**Exercise**. Copy all of the material exactly. Pictures are not to appear in the copy.

**Entries shown**.
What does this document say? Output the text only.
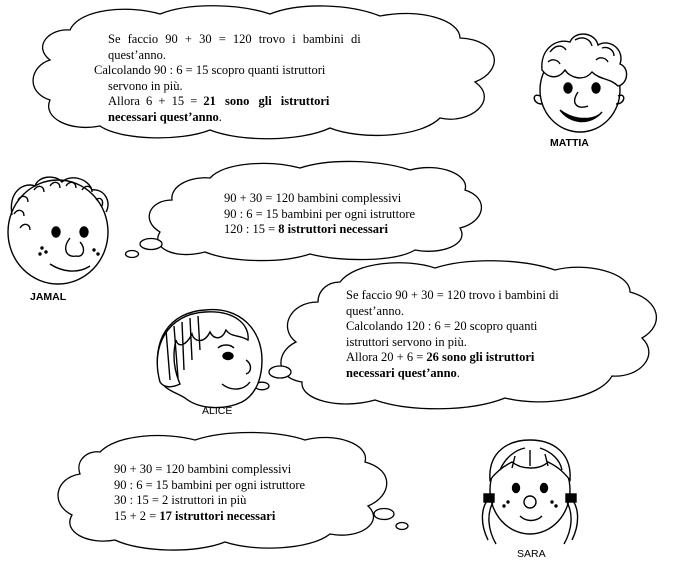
Se faccio 90 + 30 = 120 trovo i bambini di
quest’anno.
Calcolando 90 : 6 = 15 scopro quanti istruttori
servono in più.
Allora 6 + 15 = 21 sono gli istruttori
necessari quest’anno.
90 + 30 = 120 bambini complessivi
90 : 6 = 15 bambini per ogni istruttore
120 : 15 = 8 istruttori necessari
Se faccio 90 + 30 = 120 trovo i bambini di
quest’anno.
Calcolando 120 : 6 = 20 scopro quanti
istruttori servono in più.
Allora 20 + 6 = 26 sono gli istruttori
necessari quest’anno.
90 + 30 = 120 bambini complessivi
90 : 6 = 15 bambini per ogni istruttore
30 : 15 = 2 istruttori in più
15 + 2 = 17 istruttori necessari
MATTIA
JAMAL
ALICE
SARA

**The reply**.
What does this document say? Output the text only.
Se faccio 90 + 30 = 120 trovo i bambini di
quest’anno.
Calcolando 90 : 6 = 15 scopro quanti istruttori
servono in più.
Allora 6 + 15 = 21 sono gli istruttori
necessari quest’anno.
90 + 30 = 120 bambini complessivi
90 : 6 = 15 bambini per ogni istruttore
120 : 15 = 8 istruttori necessari
Se faccio 90 + 30 = 120 trovo i bambini di
quest’anno.
Calcolando 120 : 6 = 20 scopro quanti
istruttori servono in più.
Allora 20 + 6 = 26 sono gli istruttori
necessari quest’anno.
90 + 30 = 120 bambini complessivi
90 : 6 = 15 bambini per ogni istruttore
30 : 15 = 2 istruttori in più
15 + 2 = 17 istruttori necessari
MATTIA
JAMAL
ALICE
SARA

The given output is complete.